[Extracts from a graphics dataset]
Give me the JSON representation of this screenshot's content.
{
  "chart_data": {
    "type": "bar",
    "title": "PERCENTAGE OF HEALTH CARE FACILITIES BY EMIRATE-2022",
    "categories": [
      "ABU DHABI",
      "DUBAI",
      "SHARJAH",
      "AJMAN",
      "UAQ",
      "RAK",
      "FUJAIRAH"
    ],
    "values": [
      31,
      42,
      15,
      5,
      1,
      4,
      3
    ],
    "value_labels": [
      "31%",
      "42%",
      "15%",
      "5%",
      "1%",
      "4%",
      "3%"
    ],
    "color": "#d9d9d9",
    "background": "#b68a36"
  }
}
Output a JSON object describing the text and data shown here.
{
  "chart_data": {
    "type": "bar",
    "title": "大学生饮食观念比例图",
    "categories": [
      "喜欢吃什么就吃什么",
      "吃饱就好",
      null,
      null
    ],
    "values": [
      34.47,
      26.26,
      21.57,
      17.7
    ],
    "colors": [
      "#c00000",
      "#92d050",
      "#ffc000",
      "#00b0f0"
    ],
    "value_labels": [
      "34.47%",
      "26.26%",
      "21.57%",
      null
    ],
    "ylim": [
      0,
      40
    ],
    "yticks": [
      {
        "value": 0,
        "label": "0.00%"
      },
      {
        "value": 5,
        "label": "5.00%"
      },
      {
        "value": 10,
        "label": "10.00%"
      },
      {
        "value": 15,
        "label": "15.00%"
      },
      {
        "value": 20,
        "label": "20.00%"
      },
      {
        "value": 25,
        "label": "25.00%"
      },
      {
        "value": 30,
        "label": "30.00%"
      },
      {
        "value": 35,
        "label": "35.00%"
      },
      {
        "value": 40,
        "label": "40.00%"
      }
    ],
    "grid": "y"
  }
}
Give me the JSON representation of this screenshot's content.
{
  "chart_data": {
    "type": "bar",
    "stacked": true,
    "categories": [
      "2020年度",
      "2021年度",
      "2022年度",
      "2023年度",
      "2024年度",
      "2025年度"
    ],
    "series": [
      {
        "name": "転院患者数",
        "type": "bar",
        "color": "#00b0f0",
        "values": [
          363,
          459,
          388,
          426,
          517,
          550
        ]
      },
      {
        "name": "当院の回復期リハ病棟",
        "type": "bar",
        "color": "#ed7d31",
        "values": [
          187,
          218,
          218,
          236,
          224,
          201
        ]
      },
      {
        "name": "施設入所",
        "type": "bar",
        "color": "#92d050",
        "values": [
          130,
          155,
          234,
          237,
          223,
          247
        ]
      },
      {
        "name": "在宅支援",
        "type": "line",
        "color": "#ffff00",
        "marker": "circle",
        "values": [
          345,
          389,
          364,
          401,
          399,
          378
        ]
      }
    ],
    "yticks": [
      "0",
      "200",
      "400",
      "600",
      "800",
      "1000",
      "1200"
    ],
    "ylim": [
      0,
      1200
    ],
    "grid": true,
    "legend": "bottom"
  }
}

-- Aim --
Write the material out again in its entirety, exactly as shown.

-- Response to this task --
Give me the JSON representation of this screenshot's content.
{
  "chart_data": {
    "type": "bar",
    "title": "PERCENTAGE OF HEALTH CARE FACILITIES BY EMIRATE-2022",
    "categories": [
      "ABU DHABI",
      "DUBAI",
      "SHARJAH",
      "AJMAN",
      "UAQ",
      "RAK",
      "FUJAIRAH"
    ],
    "values": [
      31,
      42,
      15,
      5,
      1,
      4,
      3
    ],
    "value_labels": [
      "31%",
      "42%",
      "15%",
      "5%",
      "1%",
      "4%",
      "3%"
    ],
    "color": "#d9d9d9",
    "background": "#b68a36"
  }
}
Output a JSON object describing the text and data shown here.
{
  "chart_data": {
    "type": "bar",
    "title": "大学生饮食观念比例图",
    "categories": [
      "喜欢吃什么就吃什么",
      "吃饱就好",
      null,
      null
    ],
    "values": [
      34.47,
      26.26,
      21.57,
      17.7
    ],
    "colors": [
      "#c00000",
      "#92d050",
      "#ffc000",
      "#00b0f0"
    ],
    "value_labels": [
      "34.47%",
      "26.26%",
      "21.57%",
      null
    ],
    "ylim": [
      0,
      40
    ],
    "yticks": [
      {
        "value": 0,
        "label": "0.00%"
      },
      {
        "value": 5,
        "label": "5.00%"
      },
      {
        "value": 10,
        "label": "10.00%"
      },
      {
        "value": 15,
        "label": "15.00%"
      },
      {
        "value": 20,
        "label": "20.00%"
      },
      {
        "value": 25,
        "label": "25.00%"
      },
      {
        "value": 30,
        "label": "30.00%"
      },
      {
        "value": 35,
        "label": "35.00%"
      },
      {
        "value": 40,
        "label": "40.00%"
      }
    ],
    "grid": "y"
  }
}
Give me the JSON representation of this screenshot's content.
{
  "chart_data": {
    "type": "bar",
    "stacked": true,
    "categories": [
      "2020年度",
      "2021年度",
      "2022年度",
      "2023年度",
      "2024年度",
      "2025年度"
    ],
    "series": [
      {
        "name": "転院患者数",
        "type": "bar",
        "color": "#00b0f0",
        "values": [
          363,
          459,
          388,
          426,
          517,
          550
        ]
      },
      {
        "name": "当院の回復期リハ病棟",
        "type": "bar",
        "color": "#ed7d31",
        "values": [
          187,
          218,
          218,
          236,
          224,
          201
        ]
      },
      {
        "name": "施設入所",
        "type": "bar",
        "color": "#92d050",
        "values": [
          130,
          155,
          234,
          237,
          223,
          247
        ]
      },
      {
        "name": "在宅支援",
        "type": "line",
        "color": "#ffff00",
        "marker": "circle",
        "values": [
          345,
          389,
          364,
          401,
          399,
          378
        ]
      }
    ],
    "yticks": [
      "0",
      "200",
      "400",
      "600",
      "800",
      "1000",
      "1200"
    ],
    "ylim": [
      0,
      1200
    ],
    "grid": true,
    "legend": "bottom"
  }
}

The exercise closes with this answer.